▽

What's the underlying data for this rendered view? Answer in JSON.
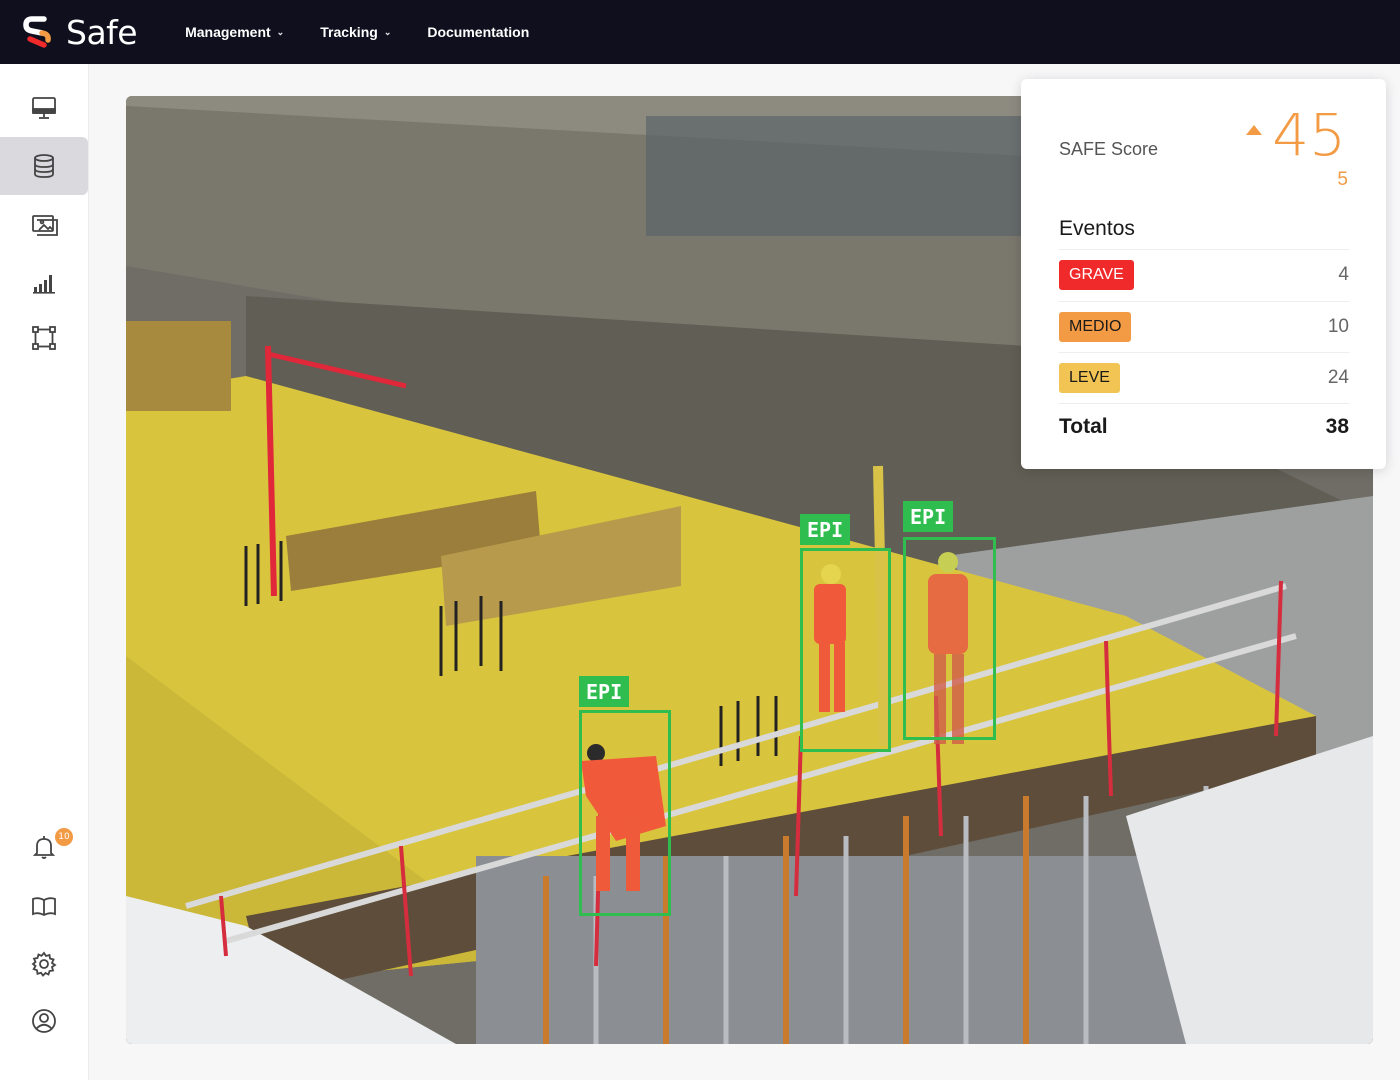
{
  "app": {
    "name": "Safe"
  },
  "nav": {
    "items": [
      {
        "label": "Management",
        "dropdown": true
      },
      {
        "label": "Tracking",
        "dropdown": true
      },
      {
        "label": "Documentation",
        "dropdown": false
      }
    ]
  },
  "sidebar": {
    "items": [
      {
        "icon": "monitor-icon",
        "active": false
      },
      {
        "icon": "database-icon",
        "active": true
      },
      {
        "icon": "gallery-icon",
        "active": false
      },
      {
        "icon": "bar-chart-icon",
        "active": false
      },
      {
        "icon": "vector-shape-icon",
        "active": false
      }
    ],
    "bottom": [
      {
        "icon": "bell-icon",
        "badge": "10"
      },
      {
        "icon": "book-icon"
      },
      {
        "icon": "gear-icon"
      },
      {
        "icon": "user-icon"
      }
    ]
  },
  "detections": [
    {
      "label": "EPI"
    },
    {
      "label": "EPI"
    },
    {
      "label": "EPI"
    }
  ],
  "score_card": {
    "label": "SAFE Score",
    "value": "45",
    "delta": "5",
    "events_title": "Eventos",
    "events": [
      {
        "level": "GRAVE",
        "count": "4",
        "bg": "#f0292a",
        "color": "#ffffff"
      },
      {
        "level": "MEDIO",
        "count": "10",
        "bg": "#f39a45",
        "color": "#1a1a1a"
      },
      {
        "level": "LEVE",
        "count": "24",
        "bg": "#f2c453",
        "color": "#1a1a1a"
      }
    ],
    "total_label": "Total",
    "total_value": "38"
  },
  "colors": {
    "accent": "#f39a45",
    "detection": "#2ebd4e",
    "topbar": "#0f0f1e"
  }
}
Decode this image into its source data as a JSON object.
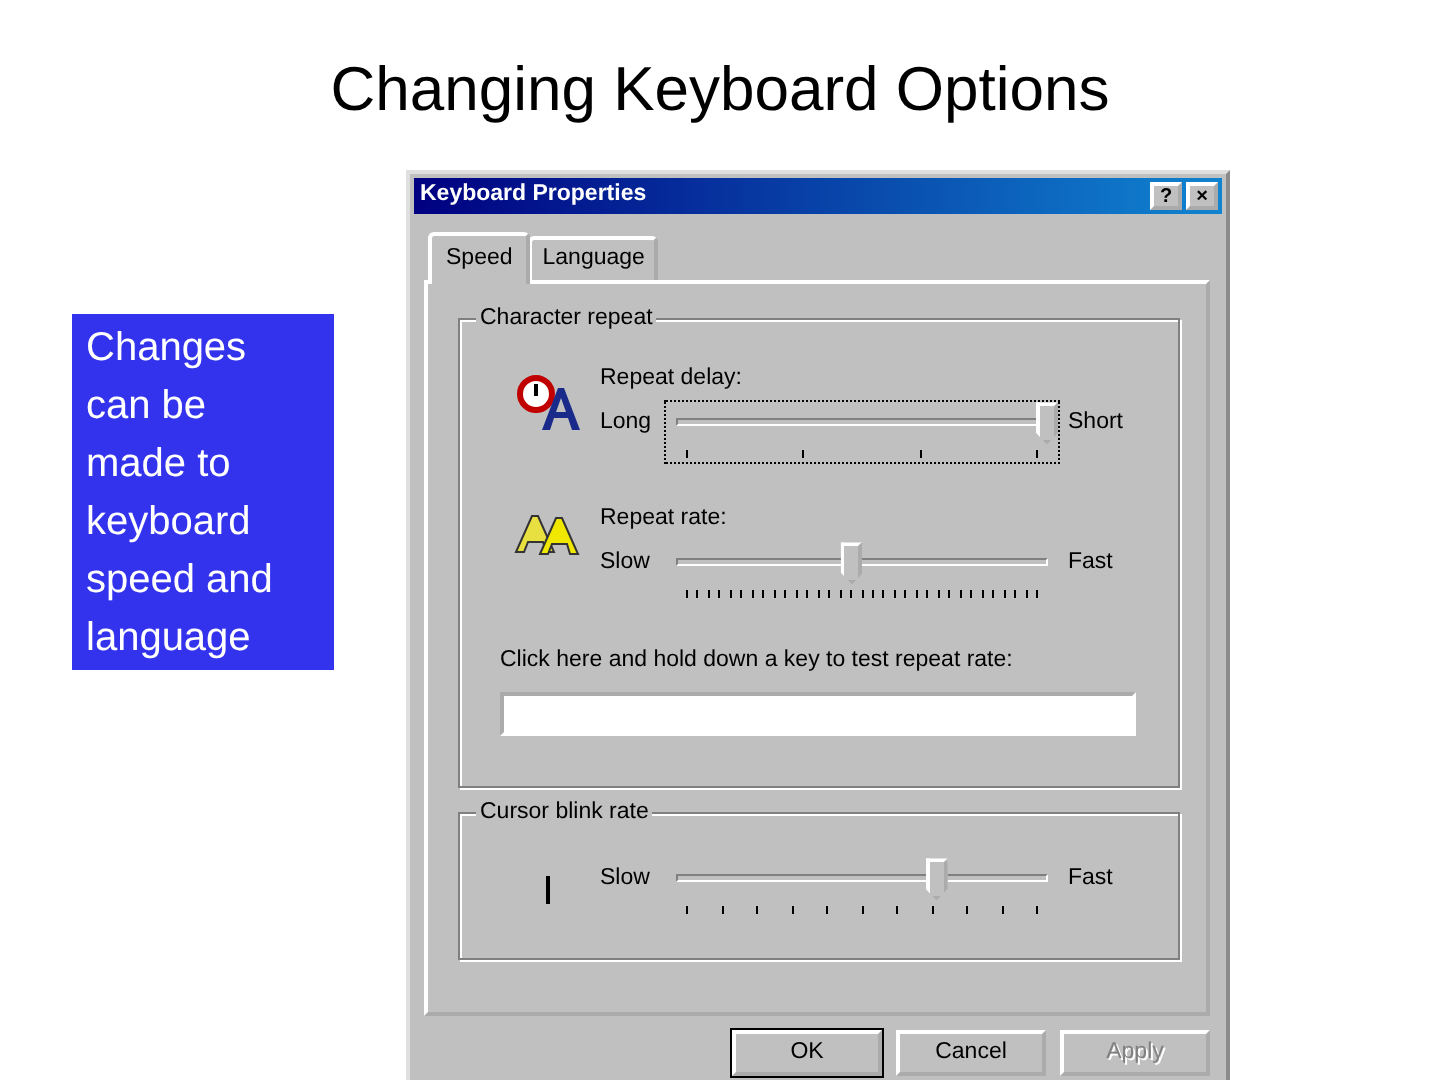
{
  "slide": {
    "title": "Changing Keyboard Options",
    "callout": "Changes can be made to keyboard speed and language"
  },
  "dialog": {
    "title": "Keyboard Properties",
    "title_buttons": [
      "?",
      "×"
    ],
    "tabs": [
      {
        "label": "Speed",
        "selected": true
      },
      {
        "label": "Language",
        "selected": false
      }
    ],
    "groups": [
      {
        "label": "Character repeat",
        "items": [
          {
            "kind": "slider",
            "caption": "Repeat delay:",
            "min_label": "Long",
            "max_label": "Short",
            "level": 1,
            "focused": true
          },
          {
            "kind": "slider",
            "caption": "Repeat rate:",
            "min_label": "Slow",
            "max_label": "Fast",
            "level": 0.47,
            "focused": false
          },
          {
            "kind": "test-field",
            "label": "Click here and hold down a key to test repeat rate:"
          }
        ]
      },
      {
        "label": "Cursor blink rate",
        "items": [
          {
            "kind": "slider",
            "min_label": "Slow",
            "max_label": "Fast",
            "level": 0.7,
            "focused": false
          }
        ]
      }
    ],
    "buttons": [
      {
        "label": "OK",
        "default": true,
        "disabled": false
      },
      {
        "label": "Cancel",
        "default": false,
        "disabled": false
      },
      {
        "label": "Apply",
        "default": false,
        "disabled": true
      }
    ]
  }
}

△
▽

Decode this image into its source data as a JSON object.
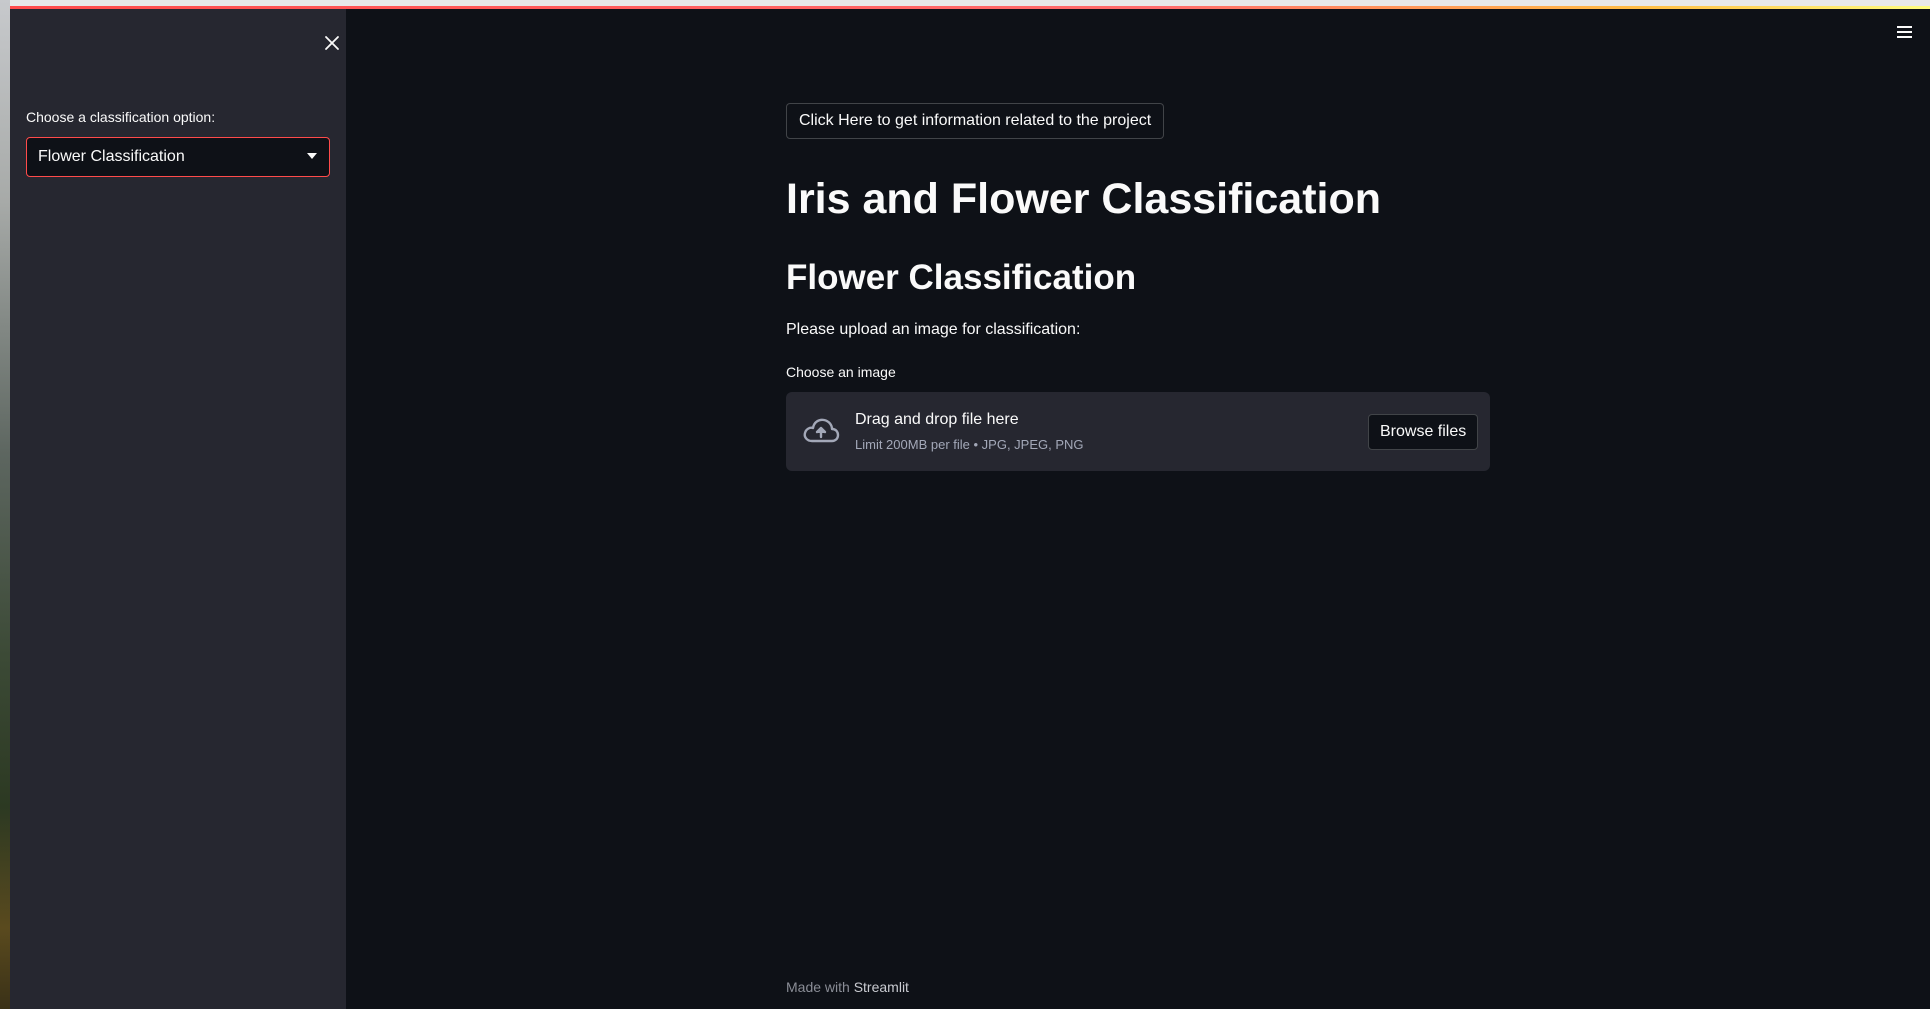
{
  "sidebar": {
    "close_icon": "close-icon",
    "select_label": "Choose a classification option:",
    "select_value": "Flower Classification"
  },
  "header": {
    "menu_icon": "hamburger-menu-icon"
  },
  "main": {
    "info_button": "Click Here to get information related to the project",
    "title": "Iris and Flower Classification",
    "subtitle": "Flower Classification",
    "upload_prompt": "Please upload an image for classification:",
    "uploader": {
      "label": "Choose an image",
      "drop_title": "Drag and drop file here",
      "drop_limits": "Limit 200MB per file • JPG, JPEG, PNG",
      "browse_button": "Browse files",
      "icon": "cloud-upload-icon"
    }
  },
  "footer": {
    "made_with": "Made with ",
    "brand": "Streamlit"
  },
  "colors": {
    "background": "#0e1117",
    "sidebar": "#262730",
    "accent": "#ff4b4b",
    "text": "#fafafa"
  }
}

△

• GOAL OF THE EXERCISE: Determine how many lines of the data contain the word "icon", and reply with that number only.

• SOLUTION TO THIS EXERCISE: 12